### TASK BRIEF
Could you copy exactly the lines from the one containing "Read this page and output its text content." through the last line of the records below, leaving out any pictures?
## begin DATASET CONTENT
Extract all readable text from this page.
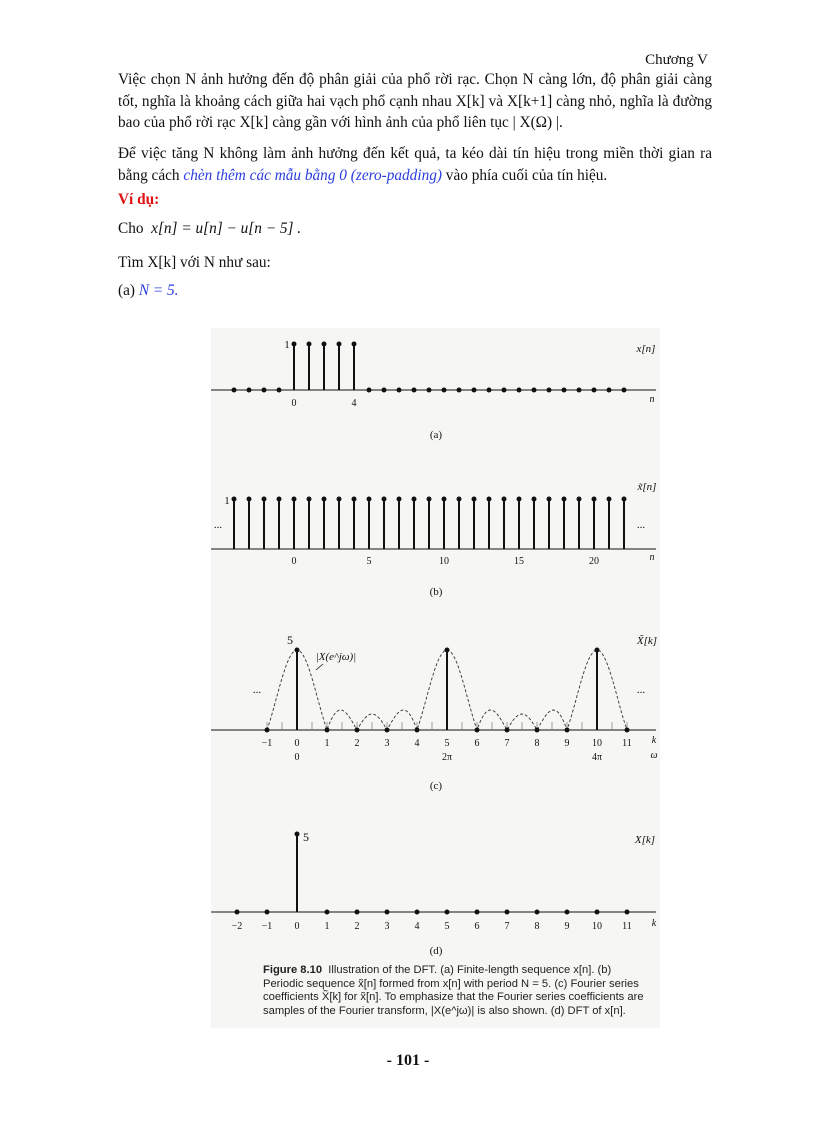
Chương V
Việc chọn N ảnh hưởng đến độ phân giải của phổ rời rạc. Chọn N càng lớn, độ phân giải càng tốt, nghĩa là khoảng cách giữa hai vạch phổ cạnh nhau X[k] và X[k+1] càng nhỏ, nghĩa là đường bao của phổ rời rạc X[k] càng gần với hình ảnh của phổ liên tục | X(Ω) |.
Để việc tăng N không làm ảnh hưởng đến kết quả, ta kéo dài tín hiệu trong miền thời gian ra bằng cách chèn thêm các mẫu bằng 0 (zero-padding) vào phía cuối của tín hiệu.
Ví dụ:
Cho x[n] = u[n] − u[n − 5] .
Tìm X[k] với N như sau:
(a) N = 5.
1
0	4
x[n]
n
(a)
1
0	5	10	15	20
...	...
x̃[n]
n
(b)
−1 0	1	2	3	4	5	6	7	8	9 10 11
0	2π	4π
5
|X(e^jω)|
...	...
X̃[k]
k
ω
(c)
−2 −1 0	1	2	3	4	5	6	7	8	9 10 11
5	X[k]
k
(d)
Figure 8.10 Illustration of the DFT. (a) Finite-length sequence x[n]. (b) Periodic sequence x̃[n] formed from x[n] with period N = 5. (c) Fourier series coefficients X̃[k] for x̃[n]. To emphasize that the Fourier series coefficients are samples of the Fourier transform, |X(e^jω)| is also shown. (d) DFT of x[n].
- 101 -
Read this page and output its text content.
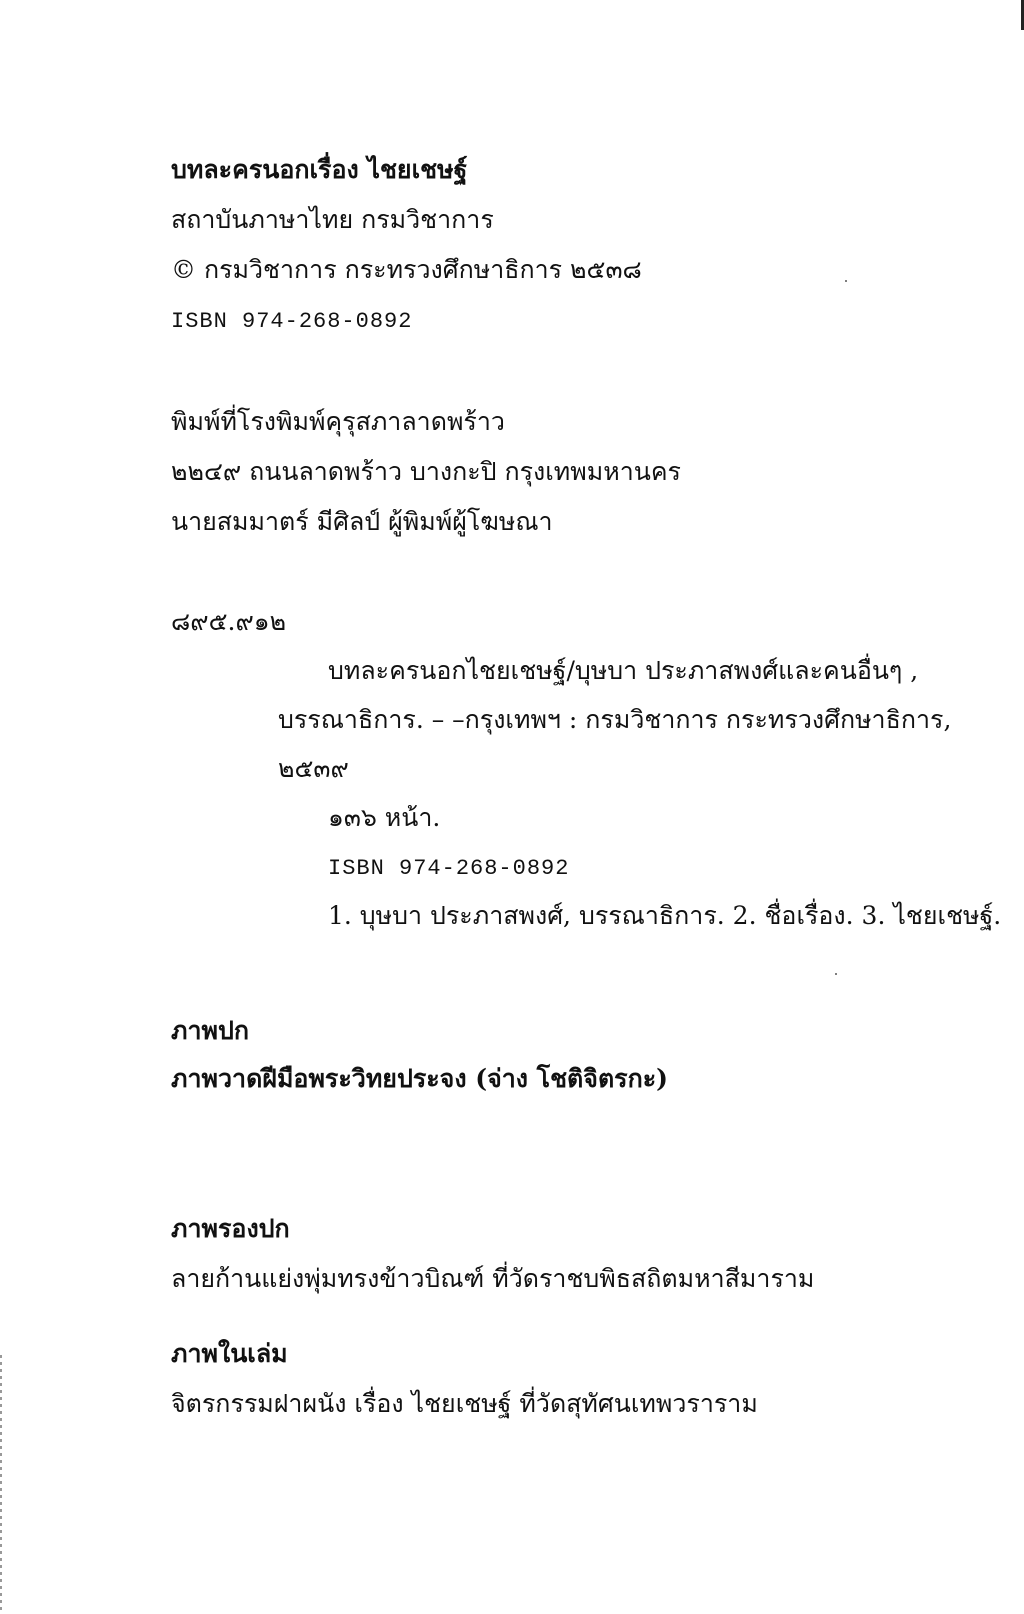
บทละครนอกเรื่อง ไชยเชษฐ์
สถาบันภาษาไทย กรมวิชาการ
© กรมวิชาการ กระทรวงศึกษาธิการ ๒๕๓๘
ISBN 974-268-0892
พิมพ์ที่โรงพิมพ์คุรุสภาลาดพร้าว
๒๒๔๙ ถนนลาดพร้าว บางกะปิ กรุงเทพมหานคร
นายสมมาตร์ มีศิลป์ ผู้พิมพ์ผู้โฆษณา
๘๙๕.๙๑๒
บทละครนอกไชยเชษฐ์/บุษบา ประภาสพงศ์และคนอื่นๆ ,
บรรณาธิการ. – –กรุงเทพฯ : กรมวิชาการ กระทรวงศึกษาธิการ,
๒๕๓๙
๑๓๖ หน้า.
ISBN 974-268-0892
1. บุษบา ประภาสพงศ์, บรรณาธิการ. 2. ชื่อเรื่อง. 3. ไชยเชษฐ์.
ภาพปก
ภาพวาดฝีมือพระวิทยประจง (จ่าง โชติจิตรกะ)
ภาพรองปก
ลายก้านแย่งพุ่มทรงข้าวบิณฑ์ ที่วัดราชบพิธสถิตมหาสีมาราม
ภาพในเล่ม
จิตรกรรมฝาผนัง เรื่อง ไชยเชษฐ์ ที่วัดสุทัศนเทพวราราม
## end DATASET CONTENT
### ANSWER TO THIS PROBLEM
Read this page and output its text content.
บทละครนอกเรื่อง ไชยเชษฐ์
สถาบันภาษาไทย กรมวิชาการ
© กรมวิชาการ กระทรวงศึกษาธิการ ๒๕๓๘
ISBN 974-268-0892
พิมพ์ที่โรงพิมพ์คุรุสภาลาดพร้าว
๒๒๔๙ ถนนลาดพร้าว บางกะปิ กรุงเทพมหานคร
นายสมมาตร์ มีศิลป์ ผู้พิมพ์ผู้โฆษณา
๘๙๕.๙๑๒
บทละครนอกไชยเชษฐ์/บุษบา ประภาสพงศ์และคนอื่นๆ ,
บรรณาธิการ. – –กรุงเทพฯ : กรมวิชาการ กระทรวงศึกษาธิการ,
๒๕๓๙
๑๓๖ หน้า.
ISBN 974-268-0892
1. บุษบา ประภาสพงศ์, บรรณาธิการ. 2. ชื่อเรื่อง. 3. ไชยเชษฐ์.
ภาพปก
ภาพวาดฝีมือพระวิทยประจง (จ่าง โชติจิตรกะ)
ภาพรองปก
ลายก้านแย่งพุ่มทรงข้าวบิณฑ์ ที่วัดราชบพิธสถิตมหาสีมาราม
ภาพในเล่ม
จิตรกรรมฝาผนัง เรื่อง ไชยเชษฐ์ ที่วัดสุทัศนเทพวราราม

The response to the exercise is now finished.